• [Extracted records]
━━━━

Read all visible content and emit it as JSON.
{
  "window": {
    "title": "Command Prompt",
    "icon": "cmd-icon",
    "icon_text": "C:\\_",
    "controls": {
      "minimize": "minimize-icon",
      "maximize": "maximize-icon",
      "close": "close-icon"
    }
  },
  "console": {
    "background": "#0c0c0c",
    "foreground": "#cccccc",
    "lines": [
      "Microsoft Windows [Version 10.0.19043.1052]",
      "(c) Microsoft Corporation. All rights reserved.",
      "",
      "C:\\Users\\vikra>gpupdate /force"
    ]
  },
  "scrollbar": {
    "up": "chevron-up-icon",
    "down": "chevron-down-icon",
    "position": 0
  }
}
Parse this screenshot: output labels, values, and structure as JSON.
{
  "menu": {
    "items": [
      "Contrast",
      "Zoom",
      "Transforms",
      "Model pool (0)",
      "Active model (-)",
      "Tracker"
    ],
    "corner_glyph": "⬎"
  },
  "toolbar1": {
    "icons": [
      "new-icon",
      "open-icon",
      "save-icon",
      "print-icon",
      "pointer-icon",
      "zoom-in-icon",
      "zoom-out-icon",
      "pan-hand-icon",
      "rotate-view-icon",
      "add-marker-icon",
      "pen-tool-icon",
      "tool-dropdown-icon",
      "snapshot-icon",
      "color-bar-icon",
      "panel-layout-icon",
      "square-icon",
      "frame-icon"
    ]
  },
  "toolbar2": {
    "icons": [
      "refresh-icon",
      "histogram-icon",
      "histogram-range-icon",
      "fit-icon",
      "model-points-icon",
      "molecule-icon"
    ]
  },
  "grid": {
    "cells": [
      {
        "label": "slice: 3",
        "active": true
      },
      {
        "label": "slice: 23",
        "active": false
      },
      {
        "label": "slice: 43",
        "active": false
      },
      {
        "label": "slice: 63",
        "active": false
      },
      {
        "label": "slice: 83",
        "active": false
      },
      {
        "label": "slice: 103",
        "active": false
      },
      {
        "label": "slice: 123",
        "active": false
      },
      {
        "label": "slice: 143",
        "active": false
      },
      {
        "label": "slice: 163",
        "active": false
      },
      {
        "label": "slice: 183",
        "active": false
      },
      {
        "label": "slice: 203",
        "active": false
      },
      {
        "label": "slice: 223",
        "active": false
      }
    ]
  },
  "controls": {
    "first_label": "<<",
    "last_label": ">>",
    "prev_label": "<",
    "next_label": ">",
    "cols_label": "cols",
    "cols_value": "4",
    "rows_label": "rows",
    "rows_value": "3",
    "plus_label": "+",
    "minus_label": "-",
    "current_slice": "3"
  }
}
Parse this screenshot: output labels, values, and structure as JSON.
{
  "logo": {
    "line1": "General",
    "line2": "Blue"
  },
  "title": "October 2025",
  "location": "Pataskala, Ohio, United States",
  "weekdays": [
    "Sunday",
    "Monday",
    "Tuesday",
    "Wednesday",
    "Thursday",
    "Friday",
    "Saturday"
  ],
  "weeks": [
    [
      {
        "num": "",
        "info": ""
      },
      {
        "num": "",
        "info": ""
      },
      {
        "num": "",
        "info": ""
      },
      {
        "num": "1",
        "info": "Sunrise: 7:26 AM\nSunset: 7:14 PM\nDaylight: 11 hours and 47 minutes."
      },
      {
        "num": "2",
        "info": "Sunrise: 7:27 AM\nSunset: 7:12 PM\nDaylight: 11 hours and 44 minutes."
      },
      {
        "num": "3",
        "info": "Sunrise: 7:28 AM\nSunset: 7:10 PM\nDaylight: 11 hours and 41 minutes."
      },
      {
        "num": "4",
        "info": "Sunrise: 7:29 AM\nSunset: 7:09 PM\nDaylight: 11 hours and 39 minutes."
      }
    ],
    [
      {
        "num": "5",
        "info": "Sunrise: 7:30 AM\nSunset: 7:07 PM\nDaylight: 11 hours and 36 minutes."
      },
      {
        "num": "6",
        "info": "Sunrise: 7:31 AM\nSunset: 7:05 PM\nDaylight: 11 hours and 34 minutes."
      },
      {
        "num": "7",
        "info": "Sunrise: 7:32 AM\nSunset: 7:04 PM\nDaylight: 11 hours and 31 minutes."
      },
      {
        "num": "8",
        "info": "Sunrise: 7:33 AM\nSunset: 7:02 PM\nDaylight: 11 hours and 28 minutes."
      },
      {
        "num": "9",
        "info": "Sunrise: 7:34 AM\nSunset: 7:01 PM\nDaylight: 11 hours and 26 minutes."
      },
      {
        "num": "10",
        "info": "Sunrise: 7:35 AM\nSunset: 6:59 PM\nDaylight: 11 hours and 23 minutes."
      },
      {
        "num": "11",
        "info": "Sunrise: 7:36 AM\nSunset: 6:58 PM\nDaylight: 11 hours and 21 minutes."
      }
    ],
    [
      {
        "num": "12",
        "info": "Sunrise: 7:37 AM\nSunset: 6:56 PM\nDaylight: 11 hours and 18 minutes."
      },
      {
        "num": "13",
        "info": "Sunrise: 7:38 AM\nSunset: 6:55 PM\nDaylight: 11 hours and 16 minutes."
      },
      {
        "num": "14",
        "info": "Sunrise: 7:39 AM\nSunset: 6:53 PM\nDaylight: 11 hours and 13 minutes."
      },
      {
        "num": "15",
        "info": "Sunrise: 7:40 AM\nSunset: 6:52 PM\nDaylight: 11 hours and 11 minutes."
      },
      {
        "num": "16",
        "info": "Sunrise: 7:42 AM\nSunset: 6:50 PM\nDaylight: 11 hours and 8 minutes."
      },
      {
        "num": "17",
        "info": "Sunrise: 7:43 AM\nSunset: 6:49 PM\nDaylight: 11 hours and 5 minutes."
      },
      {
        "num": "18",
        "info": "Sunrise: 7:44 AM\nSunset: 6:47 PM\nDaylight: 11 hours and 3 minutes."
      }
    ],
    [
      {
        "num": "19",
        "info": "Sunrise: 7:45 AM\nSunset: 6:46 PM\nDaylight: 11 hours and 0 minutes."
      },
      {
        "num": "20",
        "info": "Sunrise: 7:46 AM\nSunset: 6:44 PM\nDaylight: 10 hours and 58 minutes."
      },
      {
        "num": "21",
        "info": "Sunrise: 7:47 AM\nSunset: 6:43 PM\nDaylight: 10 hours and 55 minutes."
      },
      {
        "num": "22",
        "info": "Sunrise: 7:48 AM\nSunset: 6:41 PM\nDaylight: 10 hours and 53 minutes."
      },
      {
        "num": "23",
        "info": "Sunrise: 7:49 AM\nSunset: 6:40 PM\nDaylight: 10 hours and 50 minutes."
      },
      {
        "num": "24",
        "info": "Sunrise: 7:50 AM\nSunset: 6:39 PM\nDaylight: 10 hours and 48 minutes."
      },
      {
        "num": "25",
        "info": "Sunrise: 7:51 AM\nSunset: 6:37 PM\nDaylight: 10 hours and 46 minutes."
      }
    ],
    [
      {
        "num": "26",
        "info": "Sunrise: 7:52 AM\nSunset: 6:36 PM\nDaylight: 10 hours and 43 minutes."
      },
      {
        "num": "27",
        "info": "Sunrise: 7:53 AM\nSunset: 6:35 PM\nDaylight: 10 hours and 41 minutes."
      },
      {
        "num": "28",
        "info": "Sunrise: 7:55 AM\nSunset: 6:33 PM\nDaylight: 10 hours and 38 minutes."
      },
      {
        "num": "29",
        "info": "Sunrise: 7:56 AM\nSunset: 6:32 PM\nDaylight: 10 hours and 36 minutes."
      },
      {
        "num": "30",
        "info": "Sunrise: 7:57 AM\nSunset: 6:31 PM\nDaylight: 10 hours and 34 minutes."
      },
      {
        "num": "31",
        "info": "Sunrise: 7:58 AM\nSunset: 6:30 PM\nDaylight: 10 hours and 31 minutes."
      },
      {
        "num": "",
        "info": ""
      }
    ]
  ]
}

━━━━

• [What is required] Repeat every line of the data, exactly and in full.

• [Solution for this task]
Read all visible content and emit it as JSON.
{
  "window": {
    "title": "Command Prompt",
    "icon": "cmd-icon",
    "icon_text": "C:\\_",
    "controls": {
      "minimize": "minimize-icon",
      "maximize": "maximize-icon",
      "close": "close-icon"
    }
  },
  "console": {
    "background": "#0c0c0c",
    "foreground": "#cccccc",
    "lines": [
      "Microsoft Windows [Version 10.0.19043.1052]",
      "(c) Microsoft Corporation. All rights reserved.",
      "",
      "C:\\Users\\vikra>gpupdate /force"
    ]
  },
  "scrollbar": {
    "up": "chevron-up-icon",
    "down": "chevron-down-icon",
    "position": 0
  }
}
Parse this screenshot: output labels, values, and structure as JSON.
{
  "menu": {
    "items": [
      "Contrast",
      "Zoom",
      "Transforms",
      "Model pool (0)",
      "Active model (-)",
      "Tracker"
    ],
    "corner_glyph": "⬎"
  },
  "toolbar1": {
    "icons": [
      "new-icon",
      "open-icon",
      "save-icon",
      "print-icon",
      "pointer-icon",
      "zoom-in-icon",
      "zoom-out-icon",
      "pan-hand-icon",
      "rotate-view-icon",
      "add-marker-icon",
      "pen-tool-icon",
      "tool-dropdown-icon",
      "snapshot-icon",
      "color-bar-icon",
      "panel-layout-icon",
      "square-icon",
      "frame-icon"
    ]
  },
  "toolbar2": {
    "icons": [
      "refresh-icon",
      "histogram-icon",
      "histogram-range-icon",
      "fit-icon",
      "model-points-icon",
      "molecule-icon"
    ]
  },
  "grid": {
    "cells": [
      {
        "label": "slice: 3",
        "active": true
      },
      {
        "label": "slice: 23",
        "active": false
      },
      {
        "label": "slice: 43",
        "active": false
      },
      {
        "label": "slice: 63",
        "active": false
      },
      {
        "label": "slice: 83",
        "active": false
      },
      {
        "label": "slice: 103",
        "active": false
      },
      {
        "label": "slice: 123",
        "active": false
      },
      {
        "label": "slice: 143",
        "active": false
      },
      {
        "label": "slice: 163",
        "active": false
      },
      {
        "label": "slice: 183",
        "active": false
      },
      {
        "label": "slice: 203",
        "active": false
      },
      {
        "label": "slice: 223",
        "active": false
      }
    ]
  },
  "controls": {
    "first_label": "<<",
    "last_label": ">>",
    "prev_label": "<",
    "next_label": ">",
    "cols_label": "cols",
    "cols_value": "4",
    "rows_label": "rows",
    "rows_value": "3",
    "plus_label": "+",
    "minus_label": "-",
    "current_slice": "3"
  }
}
Parse this screenshot: output labels, values, and structure as JSON.
{
  "logo": {
    "line1": "General",
    "line2": "Blue"
  },
  "title": "October 2025",
  "location": "Pataskala, Ohio, United States",
  "weekdays": [
    "Sunday",
    "Monday",
    "Tuesday",
    "Wednesday",
    "Thursday",
    "Friday",
    "Saturday"
  ],
  "weeks": [
    [
      {
        "num": "",
        "info": ""
      },
      {
        "num": "",
        "info": ""
      },
      {
        "num": "",
        "info": ""
      },
      {
        "num": "1",
        "info": "Sunrise: 7:26 AM\nSunset: 7:14 PM\nDaylight: 11 hours and 47 minutes."
      },
      {
        "num": "2",
        "info": "Sunrise: 7:27 AM\nSunset: 7:12 PM\nDaylight: 11 hours and 44 minutes."
      },
      {
        "num": "3",
        "info": "Sunrise: 7:28 AM\nSunset: 7:10 PM\nDaylight: 11 hours and 41 minutes."
      },
      {
        "num": "4",
        "info": "Sunrise: 7:29 AM\nSunset: 7:09 PM\nDaylight: 11 hours and 39 minutes."
      }
    ],
    [
      {
        "num": "5",
        "info": "Sunrise: 7:30 AM\nSunset: 7:07 PM\nDaylight: 11 hours and 36 minutes."
      },
      {
        "num": "6",
        "info": "Sunrise: 7:31 AM\nSunset: 7:05 PM\nDaylight: 11 hours and 34 minutes."
      },
      {
        "num": "7",
        "info": "Sunrise: 7:32 AM\nSunset: 7:04 PM\nDaylight: 11 hours and 31 minutes."
      },
      {
        "num": "8",
        "info": "Sunrise: 7:33 AM\nSunset: 7:02 PM\nDaylight: 11 hours and 28 minutes."
      },
      {
        "num": "9",
        "info": "Sunrise: 7:34 AM\nSunset: 7:01 PM\nDaylight: 11 hours and 26 minutes."
      },
      {
        "num": "10",
        "info": "Sunrise: 7:35 AM\nSunset: 6:59 PM\nDaylight: 11 hours and 23 minutes."
      },
      {
        "num": "11",
        "info": "Sunrise: 7:36 AM\nSunset: 6:58 PM\nDaylight: 11 hours and 21 minutes."
      }
    ],
    [
      {
        "num": "12",
        "info": "Sunrise: 7:37 AM\nSunset: 6:56 PM\nDaylight: 11 hours and 18 minutes."
      },
      {
        "num": "13",
        "info": "Sunrise: 7:38 AM\nSunset: 6:55 PM\nDaylight: 11 hours and 16 minutes."
      },
      {
        "num": "14",
        "info": "Sunrise: 7:39 AM\nSunset: 6:53 PM\nDaylight: 11 hours and 13 minutes."
      },
      {
        "num": "15",
        "info": "Sunrise: 7:40 AM\nSunset: 6:52 PM\nDaylight: 11 hours and 11 minutes."
      },
      {
        "num": "16",
        "info": "Sunrise: 7:42 AM\nSunset: 6:50 PM\nDaylight: 11 hours and 8 minutes."
      },
      {
        "num": "17",
        "info": "Sunrise: 7:43 AM\nSunset: 6:49 PM\nDaylight: 11 hours and 5 minutes."
      },
      {
        "num": "18",
        "info": "Sunrise: 7:44 AM\nSunset: 6:47 PM\nDaylight: 11 hours and 3 minutes."
      }
    ],
    [
      {
        "num": "19",
        "info": "Sunrise: 7:45 AM\nSunset: 6:46 PM\nDaylight: 11 hours and 0 minutes."
      },
      {
        "num": "20",
        "info": "Sunrise: 7:46 AM\nSunset: 6:44 PM\nDaylight: 10 hours and 58 minutes."
      },
      {
        "num": "21",
        "info": "Sunrise: 7:47 AM\nSunset: 6:43 PM\nDaylight: 10 hours and 55 minutes."
      },
      {
        "num": "22",
        "info": "Sunrise: 7:48 AM\nSunset: 6:41 PM\nDaylight: 10 hours and 53 minutes."
      },
      {
        "num": "23",
        "info": "Sunrise: 7:49 AM\nSunset: 6:40 PM\nDaylight: 10 hours and 50 minutes."
      },
      {
        "num": "24",
        "info": "Sunrise: 7:50 AM\nSunset: 6:39 PM\nDaylight: 10 hours and 48 minutes."
      },
      {
        "num": "25",
        "info": "Sunrise: 7:51 AM\nSunset: 6:37 PM\nDaylight: 10 hours and 46 minutes."
      }
    ],
    [
      {
        "num": "26",
        "info": "Sunrise: 7:52 AM\nSunset: 6:36 PM\nDaylight: 10 hours and 43 minutes."
      },
      {
        "num": "27",
        "info": "Sunrise: 7:53 AM\nSunset: 6:35 PM\nDaylight: 10 hours and 41 minutes."
      },
      {
        "num": "28",
        "info": "Sunrise: 7:55 AM\nSunset: 6:33 PM\nDaylight: 10 hours and 38 minutes."
      },
      {
        "num": "29",
        "info": "Sunrise: 7:56 AM\nSunset: 6:32 PM\nDaylight: 10 hours and 36 minutes."
      },
      {
        "num": "30",
        "info": "Sunrise: 7:57 AM\nSunset: 6:31 PM\nDaylight: 10 hours and 34 minutes."
      },
      {
        "num": "31",
        "info": "Sunrise: 7:58 AM\nSunset: 6:30 PM\nDaylight: 10 hours and 31 minutes."
      },
      {
        "num": "",
        "info": ""
      }
    ]
  ]
}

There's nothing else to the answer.